*Set task*
Below are the records. Gather each line that holds "чисел".

*Provided information*
___
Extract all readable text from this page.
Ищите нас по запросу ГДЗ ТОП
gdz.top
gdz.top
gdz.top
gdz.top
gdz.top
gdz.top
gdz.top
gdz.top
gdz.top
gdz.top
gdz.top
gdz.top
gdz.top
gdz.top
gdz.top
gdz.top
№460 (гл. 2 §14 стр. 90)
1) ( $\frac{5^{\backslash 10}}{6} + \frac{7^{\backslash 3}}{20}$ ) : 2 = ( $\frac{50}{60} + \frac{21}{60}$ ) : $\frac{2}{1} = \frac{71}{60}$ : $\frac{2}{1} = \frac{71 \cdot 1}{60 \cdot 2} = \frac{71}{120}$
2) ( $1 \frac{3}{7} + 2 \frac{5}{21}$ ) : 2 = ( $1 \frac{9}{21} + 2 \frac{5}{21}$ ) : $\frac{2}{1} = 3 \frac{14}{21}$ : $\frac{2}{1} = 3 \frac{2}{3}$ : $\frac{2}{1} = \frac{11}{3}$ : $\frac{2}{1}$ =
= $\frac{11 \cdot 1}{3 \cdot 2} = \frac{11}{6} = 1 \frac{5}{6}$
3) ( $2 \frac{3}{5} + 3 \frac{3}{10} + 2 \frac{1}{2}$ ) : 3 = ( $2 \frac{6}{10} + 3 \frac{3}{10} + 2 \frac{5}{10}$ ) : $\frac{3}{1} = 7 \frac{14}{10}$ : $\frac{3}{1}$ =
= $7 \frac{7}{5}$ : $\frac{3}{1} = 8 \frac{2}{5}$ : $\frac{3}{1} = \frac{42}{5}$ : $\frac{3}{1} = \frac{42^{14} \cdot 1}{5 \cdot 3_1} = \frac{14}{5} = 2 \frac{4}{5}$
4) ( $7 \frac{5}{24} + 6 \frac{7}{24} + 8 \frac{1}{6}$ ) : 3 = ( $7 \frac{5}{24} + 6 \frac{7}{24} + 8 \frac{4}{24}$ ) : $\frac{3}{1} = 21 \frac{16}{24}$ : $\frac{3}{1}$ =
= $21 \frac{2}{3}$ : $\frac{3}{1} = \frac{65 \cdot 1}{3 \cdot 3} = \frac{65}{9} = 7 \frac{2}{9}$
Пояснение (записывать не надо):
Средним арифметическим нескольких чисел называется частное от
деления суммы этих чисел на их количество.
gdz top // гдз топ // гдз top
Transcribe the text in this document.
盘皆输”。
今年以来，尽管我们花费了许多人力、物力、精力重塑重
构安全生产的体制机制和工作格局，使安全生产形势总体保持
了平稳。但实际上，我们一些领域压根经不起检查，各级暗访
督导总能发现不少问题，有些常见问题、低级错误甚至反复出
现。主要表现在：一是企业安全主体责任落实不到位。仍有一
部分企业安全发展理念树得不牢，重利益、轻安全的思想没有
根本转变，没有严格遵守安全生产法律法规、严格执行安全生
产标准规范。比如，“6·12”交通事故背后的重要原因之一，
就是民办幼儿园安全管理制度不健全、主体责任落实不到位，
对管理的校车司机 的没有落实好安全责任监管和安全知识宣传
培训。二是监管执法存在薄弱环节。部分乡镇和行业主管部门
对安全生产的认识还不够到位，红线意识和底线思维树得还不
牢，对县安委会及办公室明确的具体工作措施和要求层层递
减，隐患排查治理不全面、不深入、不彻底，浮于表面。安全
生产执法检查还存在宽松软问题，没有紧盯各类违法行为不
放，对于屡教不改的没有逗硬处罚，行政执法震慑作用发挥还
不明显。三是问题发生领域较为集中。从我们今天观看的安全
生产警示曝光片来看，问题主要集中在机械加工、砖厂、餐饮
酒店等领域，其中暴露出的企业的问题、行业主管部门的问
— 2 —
___
*Task result*
Средним арифметическим нескольких чисел называется частное от
деления суммы этих чисел на их количество.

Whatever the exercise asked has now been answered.